WORK REQUIRED ▸
Below are some entries. Copy each line that holds the string "book".

— Begin —

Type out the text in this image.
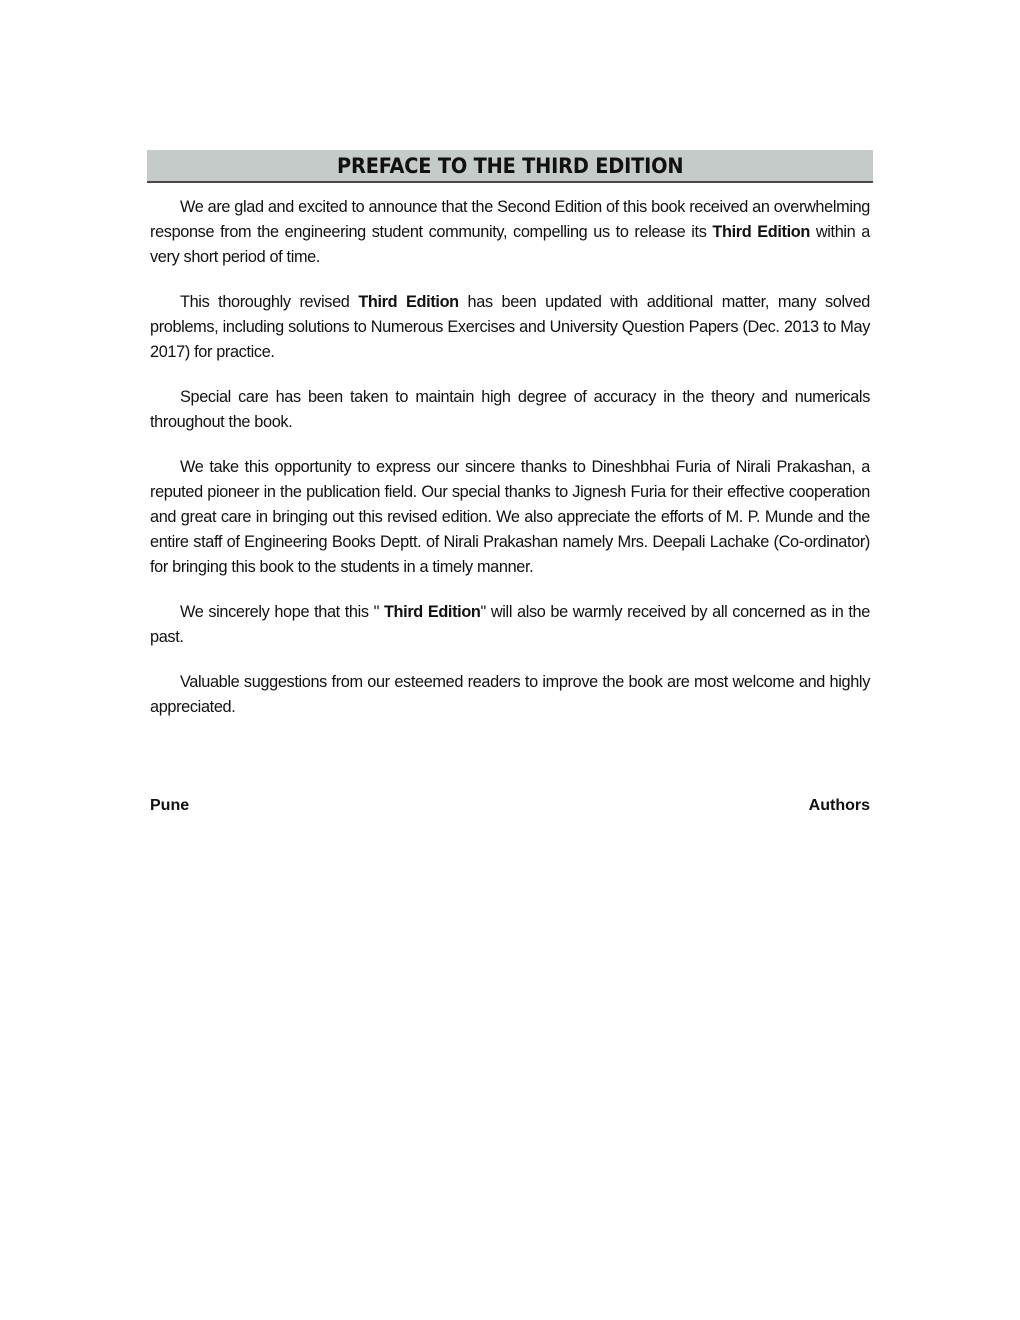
PREFACE TO THE THIRD EDITION

We are glad and excited to announce that the Second Edition of this book received an overwhelming response from the engineering student community, compelling us to release its Third Edition within a very short period of time.

This thoroughly revised Third Edition has been updated with additional matter, many solved problems, including solutions to Numerous Exercises and University Question Papers (Dec. 2013 to May 2017) for practice.

Special care has been taken to maintain high degree of accuracy in the theory and numericals throughout the book.

We take this opportunity to express our sincere thanks to Dineshbhai Furia of Nirali Prakashan, a reputed pioneer in the publication field. Our special thanks to Jignesh Furia for their effective cooperation and great care in bringing out this revised edition. We also appreciate the efforts of M. P. Munde and the entire staff of Engineering Books Deptt. of Nirali Prakashan namely Mrs. Deepali Lachake (Co-ordinator) for bringing this book to the students in a timely manner.

We sincerely hope that this " Third Edition" will also be warmly received by all concerned as in the past.

Valuable suggestions from our esteemed readers to improve the book are most welcome and highly appreciated.

Pune	Authors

— End —

ANSWER TO THE TASK ▸
We are glad and excited to announce that the Second Edition of this book received an overwhelming response from the engineering student community, compelling us to release its Third Edition within a very short period of time.
Special care has been taken to maintain high degree of accuracy in the theory and numericals throughout the book.
We take this opportunity to express our sincere thanks to Dineshbhai Furia of Nirali Prakashan, a reputed pioneer in the publication field. Our special thanks to Jignesh Furia for their effective cooperation and great care in bringing out this revised edition. We also appreciate the efforts of M. P. Munde and the entire staff of Engineering Books Deptt. of Nirali Prakashan namely Mrs. Deepali Lachake (Co-ordinator) for bringing this book to the students in a timely manner.
Valuable suggestions from our esteemed readers to improve the book are most welcome and highly appreciated.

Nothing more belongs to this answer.